(Dataset entries)
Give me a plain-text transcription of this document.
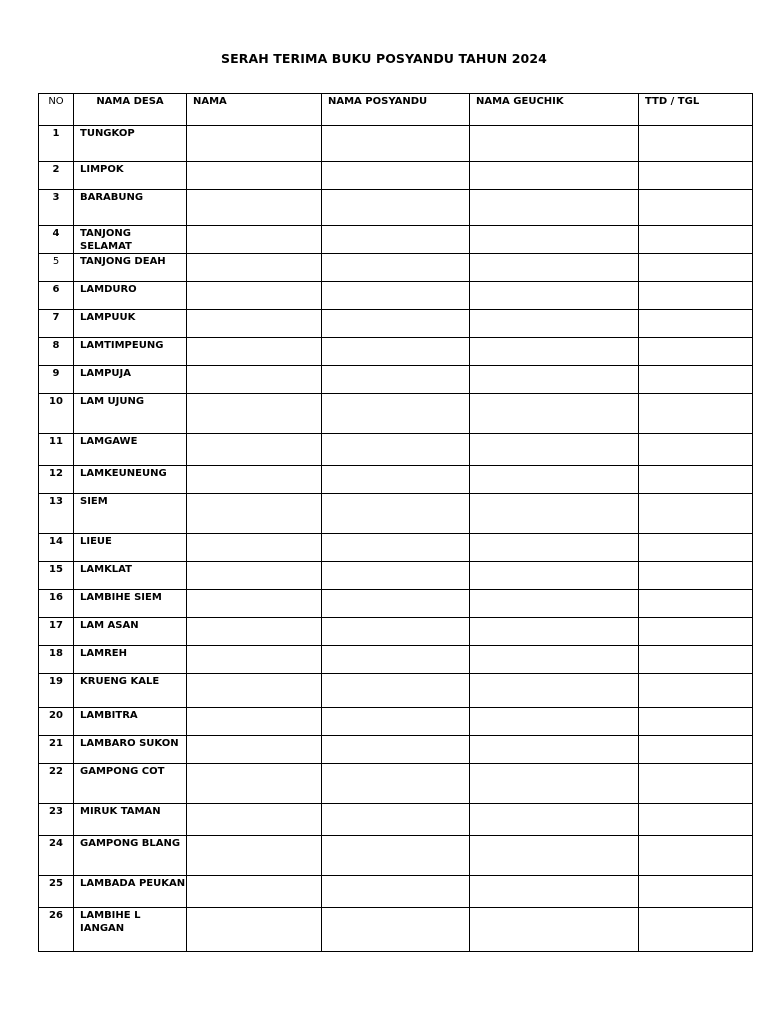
SERAH TERIMA BUKU POSYANDU TAHUN 2024
NO	NAMA DESA	NAMA	NAMA POSYANDU	NAMA GEUCHIK	TTD / TGL
1	TUNGKOP				
2	LIMPOK				
3	BARABUNG				
4	TANJONG SELAMAT				
5	TANJONG DEAH				
6	LAMDURO				
7	LAMPUUK				
8	LAMTIMPEUNG				
9	LAMPUJA				
10	LAM UJUNG				
11	LAMGAWE				
12	LAMKEUNEUNG				
13	SIEM				
14	LIEUE				
15	LAMKLAT				
16	LAMBIHE SIEM				
17	LAM ASAN				
18	LAMREH				
19	KRUENG KALE				
20	LAMBITRA				
21	LAMBARO SUKON				
22	GAMPONG COT				
23	MIRUK TAMAN				
24	GAMPONG BLANG				
25	LAMBADA PEUKAN				
26	LAMBIHE L IANGAN				
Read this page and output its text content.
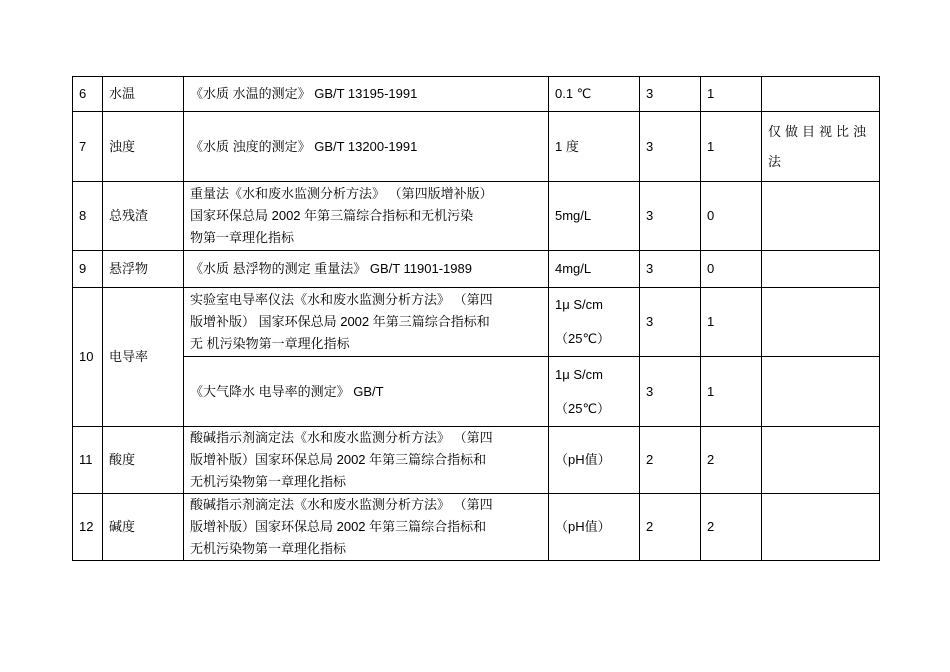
6	水温	《水质 水温的测定》 GB/T 13195-1991	0.1 ℃	3	1	
7	浊度	《水质 浊度的测定》 GB/T 13200-1991	1 度	3	1	仅做目视比浊
法

8	总残渣	重量法《水和废水监测分析方法》 （第四版增补版）
国家环保总局 2002 年第三篇综合指标和无机污染
物第一章理化指标	5mg/L	3	0	
9	悬浮物	《水质 悬浮物的测定 重量法》 GB/T 11901-1989	4mg/L	3	0	
10	电导率	实验室电导率仪法《水和废水监测分析方法》 （第四
版增补版） 国家环保总局 2002 年第三篇综合指标和
无 机污染物第一章理化指标	1μ S/cm
（25℃）	3	1	

		《大气降水 电导率的测定》 GB/T	1μ S/cm
（25℃）	3	1	
11	酸度	酸碱指示剂滴定法《水和废水监测分析方法》 （第四
版增补版）国家环保总局 2002 年第三篇综合指标和
无机污染物第一章理化指标	（pH值）	2	2	
12	碱度	酸碱指示剂滴定法《水和废水监测分析方法》 （第四
版增补版）国家环保总局 2002 年第三篇综合指标和
无机污染物第一章理化指标	（pH值）	2	2	
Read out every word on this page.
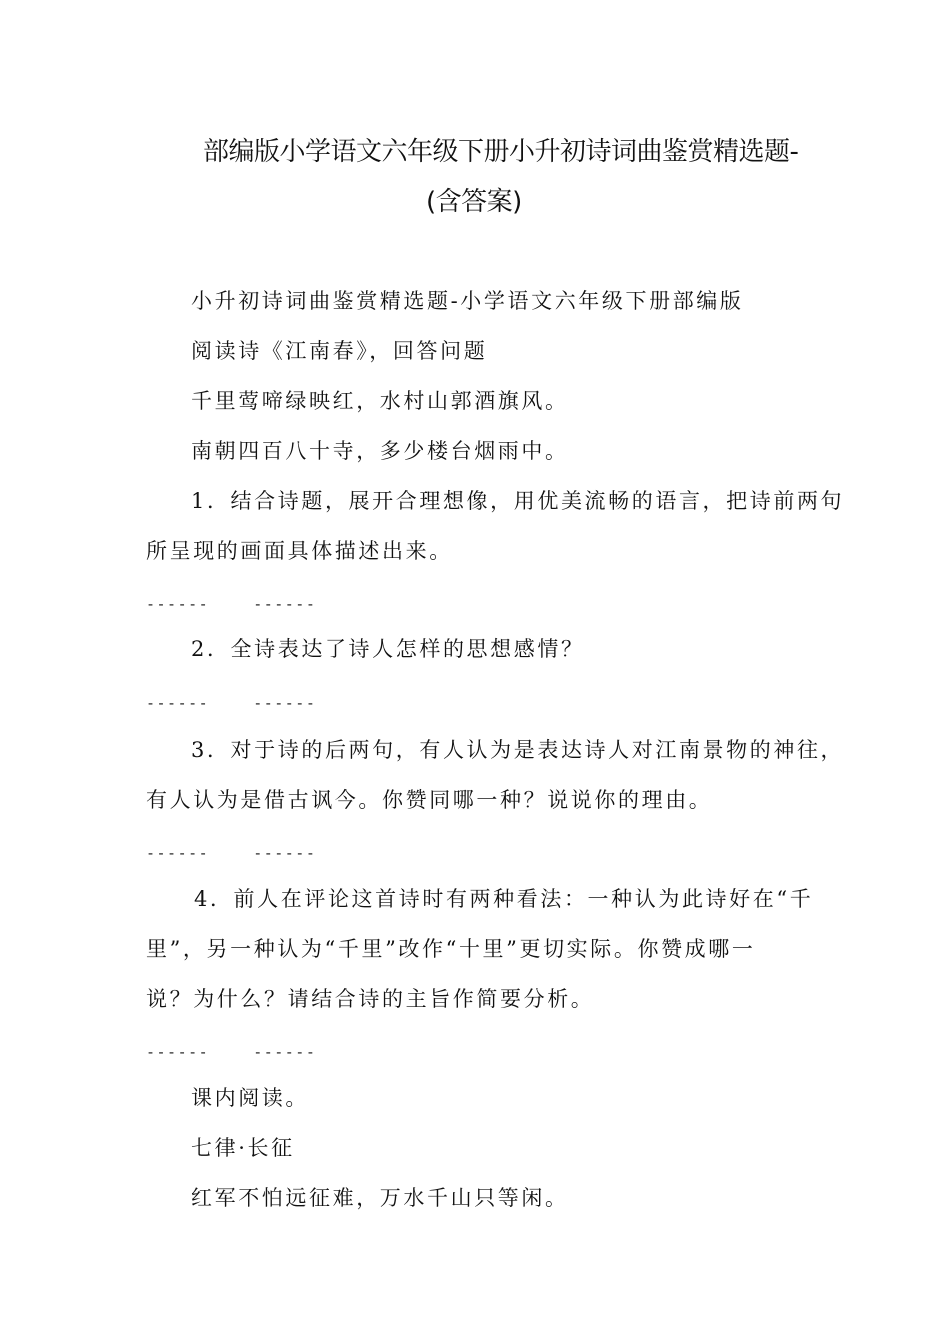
部编版小学语文六年级下册小升初诗词曲鉴赏精选题-
(含答案)
小升初诗词曲鉴赏精选题-小学语文六年级下册部编版
阅读诗《江南春》，回答问题
千里莺啼绿映红，水村山郭酒旗风。
南朝四百八十寺，多少楼台烟雨中。
1．结合诗题，展开合理想像，用优美流畅的语言，把诗前两句
所呈现的画面具体描述出来。
------	------
2．全诗表达了诗人怎样的思想感情？
------	------
3．对于诗的后两句，有人认为是表达诗人对江南景物的神往，
有人认为是借古讽今。你赞同哪一种？说说你的理由。
------	------
4．前人在评论这首诗时有两种看法：一种认为此诗好在“千
里”，另一种认为“千里”改作“十里”更切实际。你赞成哪一
说？为什么？请结合诗的主旨作简要分析。
------	------
课内阅读。
七律·长征
红军不怕远征难，万水千山只等闲。
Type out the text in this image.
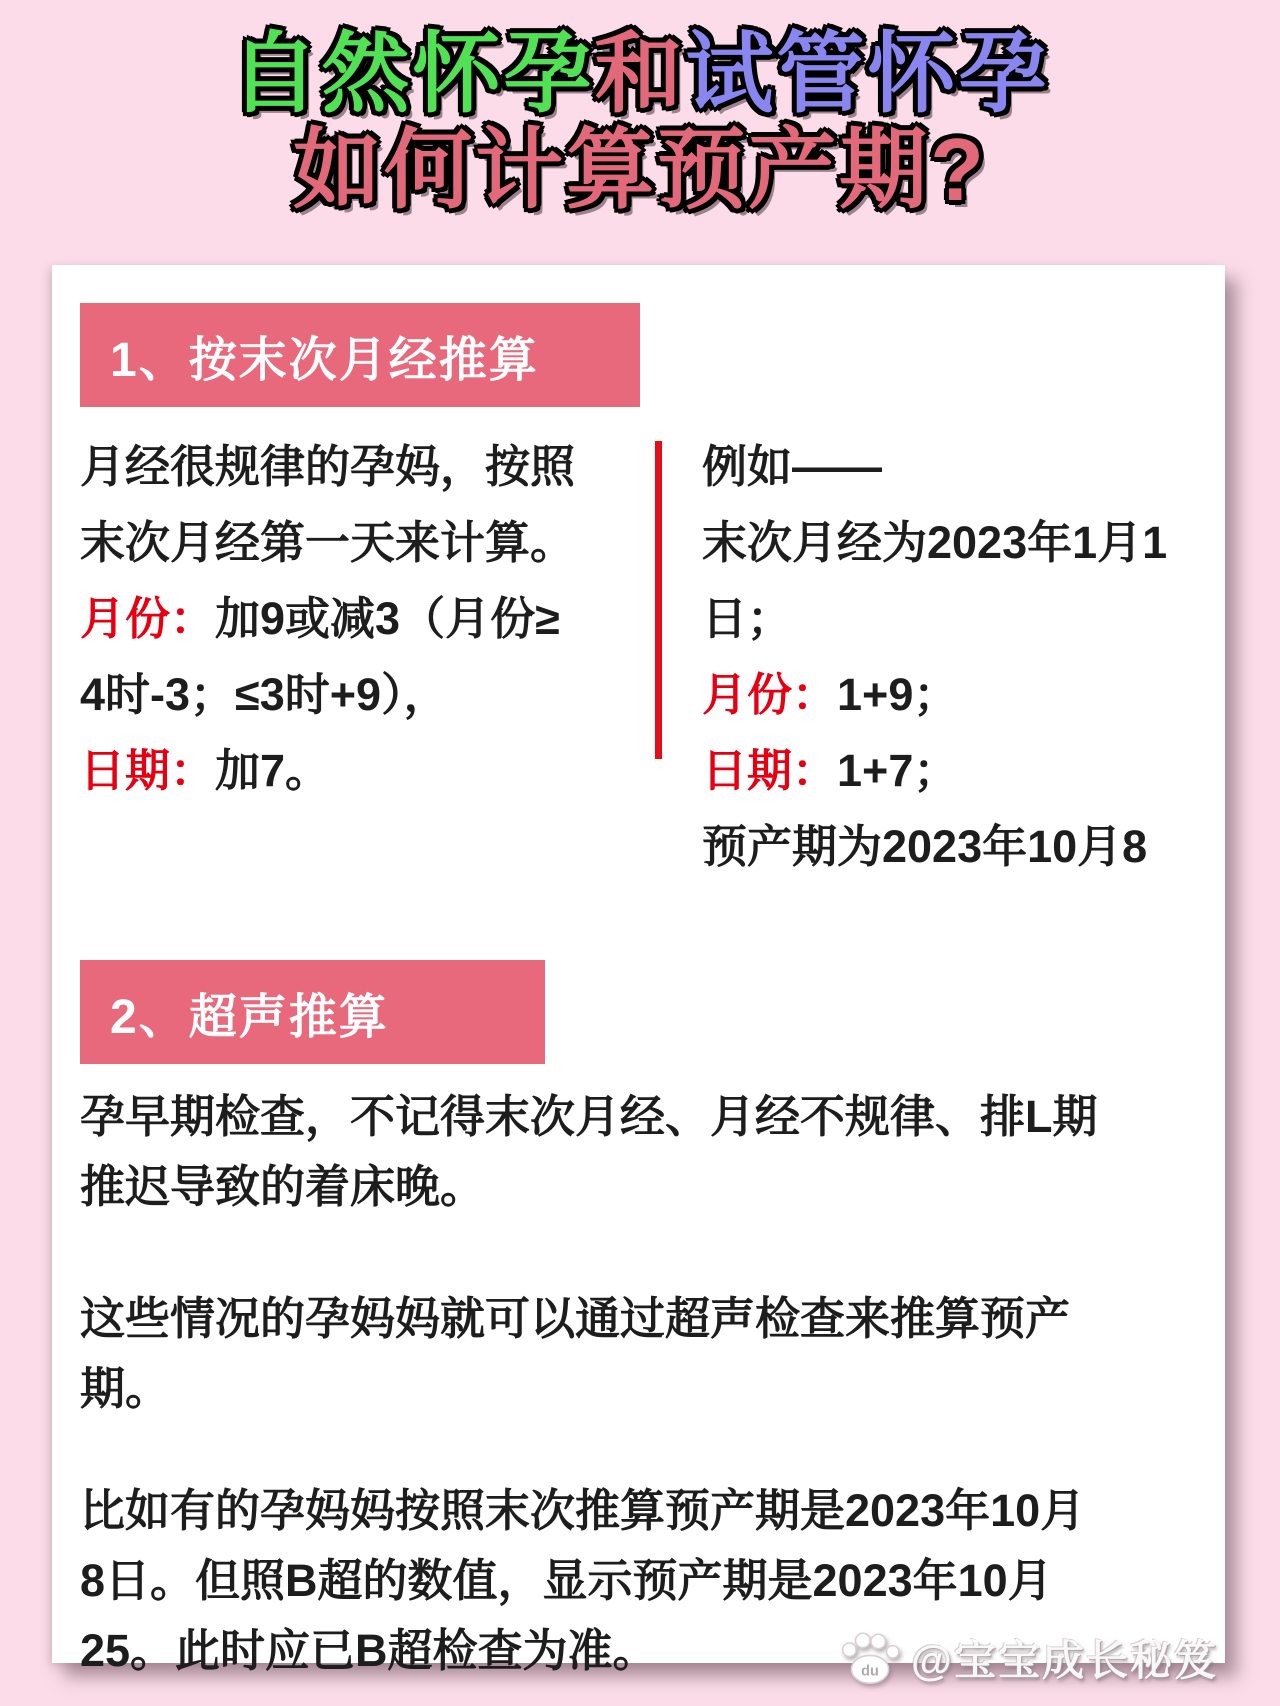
自然怀孕和试管怀孕
如何计算预产期?
1、按末次月经推算
月经很规律的孕妈，按照
末次月经第一天来计算。
月份：加9或减3（月份≥
4时-3；≤3时+9），
日期：加7。
例如——
末次月经为2023年1月1
日；
月份：1+9；
日期：1+7；
预产期为2023年10月8
2、超声推算
孕早期检查，不记得末次月经、月经不规律、排L期
推迟导致的着床晚。
这些情况的孕妈妈就可以通过超声检查来推算预产
期。
比如有的孕妈妈按照末次推算预产期是2023年10月
8日。但照B超的数值，显示预产期是2023年10月
25。此时应已B超检查为准。	du @宝宝成长秘笈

Work to be completed: Go through the lines above. Select every one that has the string "this".

Exercise response:
Give me a plain-text transcription of this document.
Read this page and output its text content.
Read out every word on this page.
Type out the text in this image.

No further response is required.